__AIM OF THE EXERCISE__: Using the entries that follow, count the lines containing the word "Seite" and give that number by itself.

^^^^^^^^

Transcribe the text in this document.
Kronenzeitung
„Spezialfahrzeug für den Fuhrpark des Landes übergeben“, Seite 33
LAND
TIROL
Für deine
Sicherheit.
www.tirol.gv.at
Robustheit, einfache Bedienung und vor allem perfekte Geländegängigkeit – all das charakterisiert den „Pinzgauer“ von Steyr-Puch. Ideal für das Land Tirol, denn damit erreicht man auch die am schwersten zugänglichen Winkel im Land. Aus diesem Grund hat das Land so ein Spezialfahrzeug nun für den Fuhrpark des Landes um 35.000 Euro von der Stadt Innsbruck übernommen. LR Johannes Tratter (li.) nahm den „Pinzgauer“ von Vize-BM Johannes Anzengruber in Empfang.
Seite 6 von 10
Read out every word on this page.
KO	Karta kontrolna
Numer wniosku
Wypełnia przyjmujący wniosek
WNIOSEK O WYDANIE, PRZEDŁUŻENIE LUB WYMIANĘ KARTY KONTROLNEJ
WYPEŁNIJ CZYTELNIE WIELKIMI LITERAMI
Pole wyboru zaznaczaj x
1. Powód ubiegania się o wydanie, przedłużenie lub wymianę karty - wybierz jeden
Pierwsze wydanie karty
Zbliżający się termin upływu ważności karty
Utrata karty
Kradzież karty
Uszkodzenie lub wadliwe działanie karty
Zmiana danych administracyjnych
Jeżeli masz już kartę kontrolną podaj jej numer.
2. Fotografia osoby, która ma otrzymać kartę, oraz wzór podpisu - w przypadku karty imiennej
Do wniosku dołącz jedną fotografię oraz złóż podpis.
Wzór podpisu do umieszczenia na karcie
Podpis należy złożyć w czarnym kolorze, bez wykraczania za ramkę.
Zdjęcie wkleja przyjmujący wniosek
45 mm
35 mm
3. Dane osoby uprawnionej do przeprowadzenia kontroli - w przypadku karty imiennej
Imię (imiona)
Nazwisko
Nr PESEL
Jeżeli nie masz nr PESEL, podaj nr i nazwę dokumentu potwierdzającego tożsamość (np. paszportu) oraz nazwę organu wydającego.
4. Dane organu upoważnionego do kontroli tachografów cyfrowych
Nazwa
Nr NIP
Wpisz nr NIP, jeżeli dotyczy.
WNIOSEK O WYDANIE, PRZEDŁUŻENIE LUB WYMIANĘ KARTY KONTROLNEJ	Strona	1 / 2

^^^^^^^^

__TASK ANSWER__: 2